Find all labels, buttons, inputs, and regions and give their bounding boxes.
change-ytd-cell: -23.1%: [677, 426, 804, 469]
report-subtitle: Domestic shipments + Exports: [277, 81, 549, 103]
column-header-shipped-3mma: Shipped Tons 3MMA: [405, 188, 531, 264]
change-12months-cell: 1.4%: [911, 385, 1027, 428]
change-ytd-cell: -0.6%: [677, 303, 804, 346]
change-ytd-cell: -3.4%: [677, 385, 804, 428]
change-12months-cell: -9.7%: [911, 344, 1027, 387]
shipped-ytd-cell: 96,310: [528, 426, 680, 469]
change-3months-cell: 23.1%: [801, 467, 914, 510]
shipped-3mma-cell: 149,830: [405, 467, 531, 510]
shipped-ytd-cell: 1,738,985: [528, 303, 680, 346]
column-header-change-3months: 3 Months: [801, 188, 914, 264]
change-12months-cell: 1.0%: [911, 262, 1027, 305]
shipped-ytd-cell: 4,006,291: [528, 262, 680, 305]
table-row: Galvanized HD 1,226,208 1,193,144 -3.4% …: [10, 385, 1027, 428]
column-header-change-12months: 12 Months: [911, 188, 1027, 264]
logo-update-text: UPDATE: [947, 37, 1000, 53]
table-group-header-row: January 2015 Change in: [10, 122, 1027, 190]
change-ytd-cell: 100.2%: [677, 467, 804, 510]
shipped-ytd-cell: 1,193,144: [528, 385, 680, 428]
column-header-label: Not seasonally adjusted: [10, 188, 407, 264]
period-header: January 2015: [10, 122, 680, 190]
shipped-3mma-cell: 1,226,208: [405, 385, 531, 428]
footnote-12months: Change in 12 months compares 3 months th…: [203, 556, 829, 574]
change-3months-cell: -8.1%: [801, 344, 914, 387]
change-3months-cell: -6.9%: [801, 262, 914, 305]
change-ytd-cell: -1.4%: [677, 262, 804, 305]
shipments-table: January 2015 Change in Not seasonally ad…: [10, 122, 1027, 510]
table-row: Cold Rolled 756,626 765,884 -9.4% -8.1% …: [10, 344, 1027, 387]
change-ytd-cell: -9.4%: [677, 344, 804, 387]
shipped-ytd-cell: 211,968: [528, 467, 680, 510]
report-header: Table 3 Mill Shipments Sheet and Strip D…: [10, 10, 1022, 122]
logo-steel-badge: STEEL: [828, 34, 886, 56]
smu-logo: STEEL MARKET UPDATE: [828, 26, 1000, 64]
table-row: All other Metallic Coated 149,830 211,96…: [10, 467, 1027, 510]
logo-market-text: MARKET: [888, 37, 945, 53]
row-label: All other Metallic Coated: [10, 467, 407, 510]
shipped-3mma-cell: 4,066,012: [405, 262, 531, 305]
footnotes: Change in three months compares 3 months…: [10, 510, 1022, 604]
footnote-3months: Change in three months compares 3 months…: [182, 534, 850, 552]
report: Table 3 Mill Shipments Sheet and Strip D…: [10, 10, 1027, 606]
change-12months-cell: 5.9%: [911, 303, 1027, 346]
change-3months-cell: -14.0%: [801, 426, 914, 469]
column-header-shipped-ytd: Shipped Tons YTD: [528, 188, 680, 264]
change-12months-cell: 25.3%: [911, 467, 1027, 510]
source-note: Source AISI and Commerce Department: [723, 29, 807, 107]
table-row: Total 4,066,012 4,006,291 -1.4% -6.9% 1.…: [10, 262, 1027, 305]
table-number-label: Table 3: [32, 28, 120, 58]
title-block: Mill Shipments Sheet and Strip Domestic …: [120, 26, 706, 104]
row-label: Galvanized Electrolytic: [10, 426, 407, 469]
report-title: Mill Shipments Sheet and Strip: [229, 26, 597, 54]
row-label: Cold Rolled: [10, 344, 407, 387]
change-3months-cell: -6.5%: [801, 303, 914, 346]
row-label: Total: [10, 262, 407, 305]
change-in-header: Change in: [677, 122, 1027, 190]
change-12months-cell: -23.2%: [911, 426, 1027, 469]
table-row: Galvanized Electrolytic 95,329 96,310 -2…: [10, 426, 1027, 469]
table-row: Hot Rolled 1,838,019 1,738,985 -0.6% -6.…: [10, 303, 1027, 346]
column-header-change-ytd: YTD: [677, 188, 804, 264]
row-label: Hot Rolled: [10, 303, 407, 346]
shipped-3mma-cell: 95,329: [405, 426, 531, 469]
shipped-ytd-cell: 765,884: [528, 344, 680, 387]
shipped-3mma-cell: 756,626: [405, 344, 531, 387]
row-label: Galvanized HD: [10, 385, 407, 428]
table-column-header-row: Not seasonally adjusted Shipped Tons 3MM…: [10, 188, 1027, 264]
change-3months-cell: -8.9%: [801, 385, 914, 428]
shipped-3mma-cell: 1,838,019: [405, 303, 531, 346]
****************************************
*Task brief*: Render the entries above as a Markdown table with two columns, No. and Entry, giving each line its own numbered row and leaving out any blank lines.

*Output for this task*:
| No. | Entry |
|---|---|
| 1 | Find all labels, buttons, inputs, and regions and give their bounding boxes. |
| 2 | change-ytd-cell: -23.1%: [677, 426, 804, 469] |
| 3 | report-subtitle: Domestic shipments + Exports: [277, 81, 549, 103] |
| 4 | column-header-shipped-3mma: Shipped Tons 3MMA: [405, 188, 531, 264] |
| 5 | change-12months-cell: 1.4%: [911, 385, 1027, 428] |
| 6 | change-ytd-cell: -0.6%: [677, 303, 804, 346] |
| 7 | change-ytd-cell: -3.4%: [677, 385, 804, 428] |
| 8 | change-12months-cell: -9.7%: [911, 344, 1027, 387] |
| 9 | shipped-ytd-cell: 96,310: [528, 426, 680, 469] |
| 10 | change-3months-cell: 23.1%: [801, 467, 914, 510] |
| 11 | shipped-3mma-cell: 149,830: [405, 467, 531, 510] |
| 12 | shipped-ytd-cell: 1,738,985: [528, 303, 680, 346] |
| 13 | column-header-change-3months: 3 Months: [801, 188, 914, 264] |
| 14 | change-12months-cell: 1.0%: [911, 262, 1027, 305] |
| 15 | shipped-ytd-cell: 4,006,291: [528, 262, 680, 305] |
| 16 | table-row: Galvanized HD 1,226,208 1,193,144 -3.4% …: [10, 385, 1027, 428] |
| 17 | column-header-change-12months: 12 Months: [911, 188, 1027, 264] |
| 18 | logo-update-text: UPDATE: [947, 37, 1000, 53] |
| 19 | table-group-header-row: January 2015 Change in: [10, 122, 1027, 190] |
| 20 | change-ytd-cell: 100.2%: [677, 467, 804, 510] |
| 21 | shipped-ytd-cell: 1,193,144: [528, 385, 680, 428] |
| 22 | column-header-label: Not seasonally adjusted: [10, 188, 407, 264] |
| 23 | period-header: January 2015: [10, 122, 680, 190] |
| 24 | shipped-3mma-cell: 1,226,208: [405, 385, 531, 428] |
| 25 | footnote-12months: Change in 12 months compares 3 months th…: [203, 556, 829, 574] |
| 26 | change-3months-cell: -8.1%: [801, 344, 914, 387] |
| 27 | change-3months-cell: -6.9%: [801, 262, 914, 305] |
| 28 | change-ytd-cell: -1.4%: [677, 262, 804, 305] |
| 29 | shipments-table: January 2015 Change in Not seasonally ad…: [10, 122, 1027, 510] |
| 30 | table-row: Cold Rolled 756,626 765,884 -9.4% -8.1% …: [10, 344, 1027, 387] |
| 31 | change-ytd-cell: -9.4%: [677, 344, 804, 387] |
| 32 | shipped-ytd-cell: 211,968: [528, 467, 680, 510] |
| 33 | report-header: Table 3 Mill Shipments Sheet and Strip D…: [10, 10, 1022, 122] |
| 34 | logo-steel-badge: STEEL: [828, 34, 886, 56] |
| 35 | smu-logo: STEEL MARKET UPDATE: [828, 26, 1000, 64] |
| 36 | table-row: All other Metallic Coated 149,830 211,96…: [10, 467, 1027, 510] |
| 37 | logo-market-text: MARKET: [888, 37, 945, 53] |
| 38 | row-label: All other Metallic Coated: [10, 467, 407, 510] |
| 39 | shipped-3mma-cell: 4,066,012: [405, 262, 531, 305] |
| 40 | footnotes: Change in three months compares 3 months…: [10, 510, 1022, 604] |
| 41 | footnote-3months: Change in three months compares 3 months…: [182, 534, 850, 552] |
| 42 | report: Table 3 Mill Shipments Sheet and Strip D…: [10, 10, 1027, 606] |
| 43 | change-12months-cell: 5.9%: [911, 303, 1027, 346] |
| 44 | change-3months-cell: -14.0%: [801, 426, 914, 469] |
| 45 | column-header-shipped-ytd: Shipped Tons YTD: [528, 188, 680, 264] |
| 46 | change-12months-cell: 25.3%: [911, 467, 1027, 510] |
| 47 | source-note: Source AISI and Commerce Department: [723, 29, 807, 107] |
| 48 | table-row: Total 4,066,012 4,006,291 -1.4% -6.9% 1.…: [10, 262, 1027, 305] |
| 49 | table-number-label: Table 3: [32, 28, 120, 58] |
| 50 | title-block: Mill Shipments Sheet and Strip Domestic …: [120, 26, 706, 104] |
| 51 | row-label: Galvanized Electrolytic: [10, 426, 407, 469] |
| 52 | report-title: Mill Shipments Sheet and Strip: [229, 26, 597, 54] |
| 53 | row-label: Cold Rolled: [10, 344, 407, 387] |
| 54 | change-3months-cell: -6.5%: [801, 303, 914, 346] |
| 55 | row-label: Total: [10, 262, 407, 305] |
| 56 | change-in-header: Change in: [677, 122, 1027, 190] |
| 57 | change-12months-cell: -23.2%: [911, 426, 1027, 469] |
| 58 | table-row: Galvanized Electrolytic 95,329 96,310 -2…: [10, 426, 1027, 469] |
| 59 | table-row: Hot Rolled 1,838,019 1,738,985 -0.6% -6.…: [10, 303, 1027, 346] |
| 60 | column-header-change-ytd: YTD: [677, 188, 804, 264] |
| 61 | row-label: Hot Rolled: [10, 303, 407, 346] |
| 62 | shipped-3mma-cell: 95,329: [405, 426, 531, 469] |
| 63 | shipped-ytd-cell: 765,884: [528, 344, 680, 387] |
| 64 | shipped-3mma-cell: 756,626: [405, 344, 531, 387] |
| 65 | row-label: Galvanized HD: [10, 385, 407, 428] |
| 66 | table-column-header-row: Not seasonally adjusted Shipped Tons 3MM…: [10, 188, 1027, 264] |
| 67 | change-3months-cell: -8.9%: [801, 385, 914, 428] |
| 68 | shipped-3mma-cell: 1,838,019: [405, 303, 531, 346] |